BRIEF: Pick every line from the data that holds the word "Omega".
========
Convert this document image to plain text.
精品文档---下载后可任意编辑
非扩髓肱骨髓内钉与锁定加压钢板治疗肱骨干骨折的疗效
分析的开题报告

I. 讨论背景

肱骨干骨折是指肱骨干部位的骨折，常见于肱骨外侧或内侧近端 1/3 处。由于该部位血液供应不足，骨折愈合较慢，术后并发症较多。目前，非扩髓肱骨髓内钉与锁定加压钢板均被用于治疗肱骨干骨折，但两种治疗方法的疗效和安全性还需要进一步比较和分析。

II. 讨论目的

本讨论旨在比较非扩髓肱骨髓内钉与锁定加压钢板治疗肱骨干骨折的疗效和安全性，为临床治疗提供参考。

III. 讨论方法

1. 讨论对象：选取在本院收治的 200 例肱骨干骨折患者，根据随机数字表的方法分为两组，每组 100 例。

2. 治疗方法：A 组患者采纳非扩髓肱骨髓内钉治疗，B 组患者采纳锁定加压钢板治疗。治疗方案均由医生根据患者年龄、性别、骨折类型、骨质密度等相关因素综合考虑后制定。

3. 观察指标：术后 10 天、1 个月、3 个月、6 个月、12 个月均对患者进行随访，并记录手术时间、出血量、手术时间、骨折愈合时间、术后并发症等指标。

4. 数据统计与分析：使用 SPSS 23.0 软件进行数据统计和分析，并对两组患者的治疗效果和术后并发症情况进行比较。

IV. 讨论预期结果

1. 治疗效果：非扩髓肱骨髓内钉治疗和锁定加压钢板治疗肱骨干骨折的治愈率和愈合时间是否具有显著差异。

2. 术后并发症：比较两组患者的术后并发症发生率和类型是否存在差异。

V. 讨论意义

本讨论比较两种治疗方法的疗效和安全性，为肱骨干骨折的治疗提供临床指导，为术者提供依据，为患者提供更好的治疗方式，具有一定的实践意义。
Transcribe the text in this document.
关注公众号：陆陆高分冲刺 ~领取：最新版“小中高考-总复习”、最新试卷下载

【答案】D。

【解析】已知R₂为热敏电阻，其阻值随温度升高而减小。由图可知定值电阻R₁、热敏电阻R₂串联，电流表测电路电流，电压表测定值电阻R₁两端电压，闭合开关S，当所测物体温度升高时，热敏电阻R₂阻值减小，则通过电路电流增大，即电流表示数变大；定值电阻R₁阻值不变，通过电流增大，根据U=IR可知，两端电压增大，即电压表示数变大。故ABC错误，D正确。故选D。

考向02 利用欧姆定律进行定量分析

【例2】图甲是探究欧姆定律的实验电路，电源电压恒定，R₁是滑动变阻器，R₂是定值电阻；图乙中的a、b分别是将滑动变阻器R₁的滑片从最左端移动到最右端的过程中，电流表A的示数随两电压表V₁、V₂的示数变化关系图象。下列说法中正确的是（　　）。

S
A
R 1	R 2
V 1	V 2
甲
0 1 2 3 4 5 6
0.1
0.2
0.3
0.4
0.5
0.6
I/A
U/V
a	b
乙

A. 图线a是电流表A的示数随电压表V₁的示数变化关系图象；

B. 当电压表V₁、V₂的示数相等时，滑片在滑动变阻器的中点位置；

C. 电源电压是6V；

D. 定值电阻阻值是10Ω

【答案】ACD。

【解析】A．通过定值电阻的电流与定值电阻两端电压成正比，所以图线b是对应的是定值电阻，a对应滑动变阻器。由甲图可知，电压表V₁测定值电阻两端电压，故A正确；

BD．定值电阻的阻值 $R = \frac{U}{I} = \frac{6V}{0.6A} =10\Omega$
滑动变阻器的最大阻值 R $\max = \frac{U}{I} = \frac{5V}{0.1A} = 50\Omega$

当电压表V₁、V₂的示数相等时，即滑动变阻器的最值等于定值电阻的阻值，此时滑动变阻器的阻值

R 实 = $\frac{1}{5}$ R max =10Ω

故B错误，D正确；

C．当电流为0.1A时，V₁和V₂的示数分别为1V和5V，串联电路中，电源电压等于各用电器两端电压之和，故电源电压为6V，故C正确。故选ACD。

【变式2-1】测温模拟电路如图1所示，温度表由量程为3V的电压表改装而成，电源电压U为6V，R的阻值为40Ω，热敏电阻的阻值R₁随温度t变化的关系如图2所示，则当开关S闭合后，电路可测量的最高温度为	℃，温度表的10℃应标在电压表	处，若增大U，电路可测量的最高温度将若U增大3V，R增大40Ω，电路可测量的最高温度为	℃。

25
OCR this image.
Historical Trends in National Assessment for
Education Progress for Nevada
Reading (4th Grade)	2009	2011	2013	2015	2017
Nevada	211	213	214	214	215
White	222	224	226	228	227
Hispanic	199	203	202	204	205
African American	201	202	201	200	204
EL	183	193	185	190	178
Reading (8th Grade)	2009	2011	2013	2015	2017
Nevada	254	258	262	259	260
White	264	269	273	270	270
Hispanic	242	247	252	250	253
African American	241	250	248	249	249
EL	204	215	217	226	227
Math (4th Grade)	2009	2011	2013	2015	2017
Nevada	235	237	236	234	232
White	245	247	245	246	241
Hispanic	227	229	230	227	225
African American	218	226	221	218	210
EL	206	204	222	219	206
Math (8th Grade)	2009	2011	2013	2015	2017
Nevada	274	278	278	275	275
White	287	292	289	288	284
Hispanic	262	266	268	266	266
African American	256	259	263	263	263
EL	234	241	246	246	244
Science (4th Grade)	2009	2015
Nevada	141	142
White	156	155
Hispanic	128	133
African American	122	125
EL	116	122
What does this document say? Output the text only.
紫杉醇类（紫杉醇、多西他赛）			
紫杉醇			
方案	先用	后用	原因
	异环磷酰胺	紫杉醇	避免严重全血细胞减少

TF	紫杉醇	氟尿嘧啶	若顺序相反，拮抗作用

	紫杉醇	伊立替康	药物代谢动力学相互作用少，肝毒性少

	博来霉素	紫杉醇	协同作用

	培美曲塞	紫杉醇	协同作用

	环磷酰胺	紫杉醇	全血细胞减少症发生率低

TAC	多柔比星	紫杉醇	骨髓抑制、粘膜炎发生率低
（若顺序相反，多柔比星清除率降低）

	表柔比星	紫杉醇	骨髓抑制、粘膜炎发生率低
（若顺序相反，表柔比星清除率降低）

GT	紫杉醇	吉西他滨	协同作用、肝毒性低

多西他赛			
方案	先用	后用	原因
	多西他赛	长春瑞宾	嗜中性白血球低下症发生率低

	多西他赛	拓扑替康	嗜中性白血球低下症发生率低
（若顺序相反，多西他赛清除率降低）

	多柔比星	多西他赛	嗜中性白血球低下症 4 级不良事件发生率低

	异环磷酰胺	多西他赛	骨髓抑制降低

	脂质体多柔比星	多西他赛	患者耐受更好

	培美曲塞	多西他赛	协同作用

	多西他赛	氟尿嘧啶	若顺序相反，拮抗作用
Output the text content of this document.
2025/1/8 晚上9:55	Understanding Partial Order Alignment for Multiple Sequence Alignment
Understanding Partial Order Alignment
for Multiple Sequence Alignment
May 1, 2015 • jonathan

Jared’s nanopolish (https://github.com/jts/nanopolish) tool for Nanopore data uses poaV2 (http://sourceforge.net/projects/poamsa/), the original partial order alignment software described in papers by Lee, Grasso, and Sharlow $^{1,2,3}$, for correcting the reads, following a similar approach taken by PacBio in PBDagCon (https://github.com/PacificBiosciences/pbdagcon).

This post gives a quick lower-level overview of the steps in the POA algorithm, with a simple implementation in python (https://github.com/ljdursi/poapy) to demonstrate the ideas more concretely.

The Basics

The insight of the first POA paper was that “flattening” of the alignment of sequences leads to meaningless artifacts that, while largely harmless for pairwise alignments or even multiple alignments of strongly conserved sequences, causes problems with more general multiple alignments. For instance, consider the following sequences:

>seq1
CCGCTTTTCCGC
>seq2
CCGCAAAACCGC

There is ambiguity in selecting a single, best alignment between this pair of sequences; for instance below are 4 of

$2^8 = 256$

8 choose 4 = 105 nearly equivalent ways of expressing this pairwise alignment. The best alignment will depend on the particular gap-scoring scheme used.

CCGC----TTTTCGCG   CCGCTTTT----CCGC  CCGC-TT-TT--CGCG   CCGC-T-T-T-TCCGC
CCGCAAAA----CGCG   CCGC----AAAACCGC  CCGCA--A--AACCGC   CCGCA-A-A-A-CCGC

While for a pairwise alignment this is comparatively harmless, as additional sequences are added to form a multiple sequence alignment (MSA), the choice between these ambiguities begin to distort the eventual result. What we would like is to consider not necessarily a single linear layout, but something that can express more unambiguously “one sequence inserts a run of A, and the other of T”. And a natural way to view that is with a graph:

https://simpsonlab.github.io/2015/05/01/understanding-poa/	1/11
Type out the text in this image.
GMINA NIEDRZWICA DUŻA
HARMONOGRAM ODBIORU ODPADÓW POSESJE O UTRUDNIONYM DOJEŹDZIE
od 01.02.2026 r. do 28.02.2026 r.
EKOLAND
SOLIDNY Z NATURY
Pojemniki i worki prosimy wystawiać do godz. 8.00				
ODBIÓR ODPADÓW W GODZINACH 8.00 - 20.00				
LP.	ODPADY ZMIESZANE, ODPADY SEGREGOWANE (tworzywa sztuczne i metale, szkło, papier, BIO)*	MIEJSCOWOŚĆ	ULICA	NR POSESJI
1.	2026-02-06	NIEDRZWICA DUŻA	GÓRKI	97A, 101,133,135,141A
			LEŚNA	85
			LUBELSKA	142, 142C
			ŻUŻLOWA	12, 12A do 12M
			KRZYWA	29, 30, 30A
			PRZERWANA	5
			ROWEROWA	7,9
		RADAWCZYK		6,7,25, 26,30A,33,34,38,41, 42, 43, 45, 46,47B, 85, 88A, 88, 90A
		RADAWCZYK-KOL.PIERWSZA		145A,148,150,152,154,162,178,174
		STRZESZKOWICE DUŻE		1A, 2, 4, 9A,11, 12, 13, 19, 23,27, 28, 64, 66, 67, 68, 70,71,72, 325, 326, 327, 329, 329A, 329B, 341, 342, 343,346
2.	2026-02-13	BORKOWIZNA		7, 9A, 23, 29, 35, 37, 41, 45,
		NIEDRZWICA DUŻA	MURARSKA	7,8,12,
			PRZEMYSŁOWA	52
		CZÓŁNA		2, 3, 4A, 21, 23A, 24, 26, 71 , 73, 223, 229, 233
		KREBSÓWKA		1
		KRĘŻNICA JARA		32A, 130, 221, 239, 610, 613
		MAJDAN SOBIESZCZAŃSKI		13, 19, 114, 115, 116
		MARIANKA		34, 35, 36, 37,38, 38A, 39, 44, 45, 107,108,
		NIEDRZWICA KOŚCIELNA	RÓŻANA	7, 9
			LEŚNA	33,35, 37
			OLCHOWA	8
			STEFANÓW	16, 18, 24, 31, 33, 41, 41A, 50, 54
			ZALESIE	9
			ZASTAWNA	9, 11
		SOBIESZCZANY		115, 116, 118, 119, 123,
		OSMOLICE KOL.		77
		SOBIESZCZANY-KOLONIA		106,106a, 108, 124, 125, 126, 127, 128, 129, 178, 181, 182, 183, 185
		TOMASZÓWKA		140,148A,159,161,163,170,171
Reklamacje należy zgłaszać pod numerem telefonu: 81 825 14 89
========
CORRECT RESPONSE:
BD．定值电阻的阻值 $R = \frac{U}{I} = \frac{6V}{0.6A} =10\Omega$
滑动变阻器的最大阻值 R $\max = \frac{U}{I} = \frac{5V}{0.1A} = 50\Omega$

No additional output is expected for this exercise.